### Extract provided

With Secretary of State Mike Pompeo scheduled to brief the House Foreign Affairs Committee on Friday about the administration’s next steps, here is a look at where things stand.
The administration is sticking with ‘maximum pressure.’
Pompeo will be asked about the decision to kill Soleimani in a Jan. 3 strike in Baghdad after an Iranian-backed militia had protested at the U.S. Embassy. But Congress appeared unconvinced of the urgency of the strike: Both the House and Senate have since voted to restrain Trump’s war powers against Iran.
Over the past two months, the Trump administration has imposed more sanctions against Iran’s oil exports, metals, manufacturing and textile industries, as well as against some of the country’s military commanders, senior officials in its government and officials involved in its elections and nuclear program. On Wednesday, the State Department added the leader of the Iranian-backed Kataib Hezbollah militia in Iraq and Syria to its list of foreign terrorists.
[Read more: What is Trump’s Iran strategy? Few seem to know.]
The sanctions are the main tool being wielded by the Trump administration in its push for new limits to Tehran’s nuclear and military programs.
But the U.S. campaign could backfire if the sanctions so weaken Iran’s economy that its citizens become more dependent on the government for a lifeline, experts say.
“It’s been very effective in damaging Iran’s economy,” said Hussein Ibish, a scholar at the Arab Gulf States Institute in Washington. “But you have to ask, ‘To what end?’”
Is it working?
Pompeo insists it is, but continuing violence exposes the challenges to the policy.
The strike on Soleimani “provided the Iranians with a deep knowledge that our notion of deterrence is real,” Pompeo said in Saudi Arabia last week.
Soleimani’s death was the climax of tit-for-tat violence that began Dec. 27, when a U.S. interpreter was killed and others wounded in a rocket attack on an Iraqi base carried out by militias supported by Iran. The Pentagon responded by bombing militia members in Iraq and Syria. That led to the riot outside the U.S. Embassy in Baghdad on Dec. 31.
Iran retaliated to Soleimani’s death by firing missiles at U.S. troops at two Iraqi military bases Jan. 8. Nobody was killed, but more than 100 troops have reported brain injuries.
Iranian-backed militias have since resumed attacks on the U.S. Embassy and Iraqi bases where U.S. troops are stationed. And Iran was caught this month shipping antiaircraft missiles to Houthi rebels in Yemen.
One senior Iraqi official said the rocket attacks on compounds hosting Americans have become increasingly worrisome. Some rockets are landing closer to frequently-populated facilities, and Iraqi security forces have found nearby staging platforms equipped to launch up to 36 rockets at a time.
In recent months, Trump has deployed thousands of additional troops to the region.

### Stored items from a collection
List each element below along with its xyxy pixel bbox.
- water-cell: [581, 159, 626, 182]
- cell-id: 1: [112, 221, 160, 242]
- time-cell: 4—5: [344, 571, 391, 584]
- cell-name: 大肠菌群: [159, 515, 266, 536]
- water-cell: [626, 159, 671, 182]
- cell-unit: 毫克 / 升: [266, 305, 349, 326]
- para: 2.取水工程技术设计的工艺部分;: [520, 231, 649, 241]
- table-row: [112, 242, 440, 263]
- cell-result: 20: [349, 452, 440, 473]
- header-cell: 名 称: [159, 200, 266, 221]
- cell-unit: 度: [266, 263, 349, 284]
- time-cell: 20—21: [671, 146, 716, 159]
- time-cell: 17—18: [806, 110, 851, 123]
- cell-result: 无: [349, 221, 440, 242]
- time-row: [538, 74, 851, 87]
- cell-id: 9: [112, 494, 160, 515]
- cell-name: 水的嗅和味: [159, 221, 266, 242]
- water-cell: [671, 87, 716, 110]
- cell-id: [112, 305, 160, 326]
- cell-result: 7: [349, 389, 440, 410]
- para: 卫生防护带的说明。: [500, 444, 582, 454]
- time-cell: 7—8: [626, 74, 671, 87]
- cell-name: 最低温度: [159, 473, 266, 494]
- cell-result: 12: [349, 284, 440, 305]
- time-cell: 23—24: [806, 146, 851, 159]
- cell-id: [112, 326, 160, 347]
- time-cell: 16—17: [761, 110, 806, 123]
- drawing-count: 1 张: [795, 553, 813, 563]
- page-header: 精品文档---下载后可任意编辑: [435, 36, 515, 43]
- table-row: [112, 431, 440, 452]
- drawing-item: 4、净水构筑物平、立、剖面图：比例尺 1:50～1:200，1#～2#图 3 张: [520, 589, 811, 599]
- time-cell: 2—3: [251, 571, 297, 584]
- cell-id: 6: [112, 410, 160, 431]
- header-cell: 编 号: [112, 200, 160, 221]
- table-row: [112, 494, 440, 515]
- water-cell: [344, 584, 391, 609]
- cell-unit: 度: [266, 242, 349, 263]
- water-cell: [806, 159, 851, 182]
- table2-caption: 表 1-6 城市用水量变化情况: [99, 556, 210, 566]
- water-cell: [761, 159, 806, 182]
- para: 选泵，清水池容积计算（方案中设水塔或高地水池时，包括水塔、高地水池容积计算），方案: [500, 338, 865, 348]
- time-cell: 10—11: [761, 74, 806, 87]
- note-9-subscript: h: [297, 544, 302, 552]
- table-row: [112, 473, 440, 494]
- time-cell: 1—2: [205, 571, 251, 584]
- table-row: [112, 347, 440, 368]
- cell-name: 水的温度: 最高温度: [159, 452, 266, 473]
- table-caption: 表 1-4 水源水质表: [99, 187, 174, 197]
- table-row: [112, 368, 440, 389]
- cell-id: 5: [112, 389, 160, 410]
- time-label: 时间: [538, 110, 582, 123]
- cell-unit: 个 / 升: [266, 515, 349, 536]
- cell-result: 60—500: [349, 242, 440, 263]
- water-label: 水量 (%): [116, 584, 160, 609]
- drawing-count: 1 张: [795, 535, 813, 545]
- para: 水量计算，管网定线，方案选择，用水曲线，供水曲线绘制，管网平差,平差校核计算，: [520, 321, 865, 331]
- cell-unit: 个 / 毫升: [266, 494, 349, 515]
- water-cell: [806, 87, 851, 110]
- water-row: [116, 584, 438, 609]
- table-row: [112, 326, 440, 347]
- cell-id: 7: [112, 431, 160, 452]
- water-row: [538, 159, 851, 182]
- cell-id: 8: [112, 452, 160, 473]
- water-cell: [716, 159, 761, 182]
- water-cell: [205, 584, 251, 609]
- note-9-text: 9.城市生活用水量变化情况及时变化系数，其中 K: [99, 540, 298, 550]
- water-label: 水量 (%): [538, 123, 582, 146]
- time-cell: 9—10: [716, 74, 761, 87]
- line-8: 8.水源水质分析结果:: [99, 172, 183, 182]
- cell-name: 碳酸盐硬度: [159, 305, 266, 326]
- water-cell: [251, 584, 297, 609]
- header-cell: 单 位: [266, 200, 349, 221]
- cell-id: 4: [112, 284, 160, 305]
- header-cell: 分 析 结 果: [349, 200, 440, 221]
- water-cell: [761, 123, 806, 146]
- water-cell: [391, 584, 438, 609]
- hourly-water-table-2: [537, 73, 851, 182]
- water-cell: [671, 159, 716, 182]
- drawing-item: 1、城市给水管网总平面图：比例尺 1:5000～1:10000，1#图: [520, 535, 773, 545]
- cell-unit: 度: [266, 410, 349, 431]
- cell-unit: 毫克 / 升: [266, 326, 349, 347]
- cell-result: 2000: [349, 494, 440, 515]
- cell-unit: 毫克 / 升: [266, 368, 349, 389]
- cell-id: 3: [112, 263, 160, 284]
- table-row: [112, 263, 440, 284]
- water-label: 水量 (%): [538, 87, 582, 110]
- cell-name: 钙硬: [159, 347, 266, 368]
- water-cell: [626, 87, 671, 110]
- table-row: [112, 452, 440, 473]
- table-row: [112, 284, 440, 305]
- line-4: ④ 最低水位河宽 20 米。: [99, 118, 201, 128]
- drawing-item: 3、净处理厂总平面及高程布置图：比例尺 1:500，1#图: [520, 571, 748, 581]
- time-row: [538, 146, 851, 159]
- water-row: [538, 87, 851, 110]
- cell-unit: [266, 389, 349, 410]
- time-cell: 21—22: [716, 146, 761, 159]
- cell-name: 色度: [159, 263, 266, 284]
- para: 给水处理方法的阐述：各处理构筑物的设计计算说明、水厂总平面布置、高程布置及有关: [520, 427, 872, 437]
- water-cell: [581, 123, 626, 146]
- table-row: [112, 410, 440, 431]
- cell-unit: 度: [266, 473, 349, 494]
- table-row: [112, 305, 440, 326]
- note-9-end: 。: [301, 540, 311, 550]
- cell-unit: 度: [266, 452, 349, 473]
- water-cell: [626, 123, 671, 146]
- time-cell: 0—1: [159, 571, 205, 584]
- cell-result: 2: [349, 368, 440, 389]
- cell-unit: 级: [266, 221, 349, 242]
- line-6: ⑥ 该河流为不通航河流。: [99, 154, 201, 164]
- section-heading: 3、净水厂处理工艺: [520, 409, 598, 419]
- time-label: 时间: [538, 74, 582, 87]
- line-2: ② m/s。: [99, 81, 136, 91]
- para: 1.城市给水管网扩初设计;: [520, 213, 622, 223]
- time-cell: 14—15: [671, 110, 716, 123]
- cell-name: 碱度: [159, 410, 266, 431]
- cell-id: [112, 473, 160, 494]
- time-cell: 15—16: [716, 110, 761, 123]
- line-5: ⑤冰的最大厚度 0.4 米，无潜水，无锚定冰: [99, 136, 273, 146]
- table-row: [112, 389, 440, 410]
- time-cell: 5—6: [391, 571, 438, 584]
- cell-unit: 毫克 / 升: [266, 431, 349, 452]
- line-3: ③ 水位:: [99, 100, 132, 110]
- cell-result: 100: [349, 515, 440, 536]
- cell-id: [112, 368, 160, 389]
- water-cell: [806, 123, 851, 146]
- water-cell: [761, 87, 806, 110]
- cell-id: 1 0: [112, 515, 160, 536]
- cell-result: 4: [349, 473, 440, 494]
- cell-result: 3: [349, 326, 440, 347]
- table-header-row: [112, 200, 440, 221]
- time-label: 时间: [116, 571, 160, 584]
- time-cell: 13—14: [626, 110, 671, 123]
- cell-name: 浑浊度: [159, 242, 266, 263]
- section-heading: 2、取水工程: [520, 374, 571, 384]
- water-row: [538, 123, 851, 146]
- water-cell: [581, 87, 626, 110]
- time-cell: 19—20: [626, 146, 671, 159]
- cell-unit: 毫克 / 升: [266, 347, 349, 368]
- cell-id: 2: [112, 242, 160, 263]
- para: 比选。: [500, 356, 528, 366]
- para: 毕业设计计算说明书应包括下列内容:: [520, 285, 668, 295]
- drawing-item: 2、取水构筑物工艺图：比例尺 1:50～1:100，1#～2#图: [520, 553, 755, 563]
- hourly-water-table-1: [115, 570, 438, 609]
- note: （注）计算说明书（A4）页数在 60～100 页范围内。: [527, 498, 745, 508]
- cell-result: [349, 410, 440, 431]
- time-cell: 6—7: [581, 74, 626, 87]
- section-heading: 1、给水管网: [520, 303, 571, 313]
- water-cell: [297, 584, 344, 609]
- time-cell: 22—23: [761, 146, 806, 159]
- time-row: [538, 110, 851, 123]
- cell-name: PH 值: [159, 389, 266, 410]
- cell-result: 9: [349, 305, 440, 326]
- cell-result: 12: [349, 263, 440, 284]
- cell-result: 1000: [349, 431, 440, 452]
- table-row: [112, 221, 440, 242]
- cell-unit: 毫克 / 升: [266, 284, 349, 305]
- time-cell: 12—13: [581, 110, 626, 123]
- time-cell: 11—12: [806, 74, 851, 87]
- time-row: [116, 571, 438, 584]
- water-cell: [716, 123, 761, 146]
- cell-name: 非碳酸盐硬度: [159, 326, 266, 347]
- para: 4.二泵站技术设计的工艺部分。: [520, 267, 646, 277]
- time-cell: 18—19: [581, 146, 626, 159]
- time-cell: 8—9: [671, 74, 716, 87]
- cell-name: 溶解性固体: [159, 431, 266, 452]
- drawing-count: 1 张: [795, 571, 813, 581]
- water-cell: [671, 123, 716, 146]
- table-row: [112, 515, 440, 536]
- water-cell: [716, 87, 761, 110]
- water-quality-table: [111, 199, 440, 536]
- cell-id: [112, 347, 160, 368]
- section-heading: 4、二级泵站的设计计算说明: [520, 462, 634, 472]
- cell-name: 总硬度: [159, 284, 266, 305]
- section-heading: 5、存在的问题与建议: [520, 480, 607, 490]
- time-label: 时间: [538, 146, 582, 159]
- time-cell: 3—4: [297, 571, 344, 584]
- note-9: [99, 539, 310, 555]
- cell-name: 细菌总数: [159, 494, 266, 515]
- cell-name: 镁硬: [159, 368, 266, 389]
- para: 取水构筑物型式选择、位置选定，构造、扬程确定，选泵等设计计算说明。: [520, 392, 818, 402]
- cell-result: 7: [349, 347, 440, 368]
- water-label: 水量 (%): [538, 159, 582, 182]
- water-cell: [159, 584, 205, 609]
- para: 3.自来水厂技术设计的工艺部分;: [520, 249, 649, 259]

### Goal A
Reproduce the stretch of the article on U.S. policy toward Iran from "With Secretary of" through "powers against Iran.".
### Goal B
Render this sentence from the article on U.S. policy toward Iran in Spanish: "In recent months, Trump has deployed thousands of additional troops to the region."

### Task answer A
With Secretary of State Mike Pompeo scheduled to brief the House Foreign Affairs Committee on Friday about the administration’s next steps, here is a look at where things stand.
The administration is sticking with ‘maximum pressure.’
Pompeo will be asked about the decision to kill Soleimani in a Jan. 3 strike in Baghdad after an Iranian-backed militia had protested at the U.S. Embassy. But Congress appeared unconvinced of the urgency of the strike: Both the House and Senate have since voted to restrain Trump’s war powers against Iran.

### Task answer B
En los últimos meses, Trump ha desplegado miles de tropas adicionales en la región.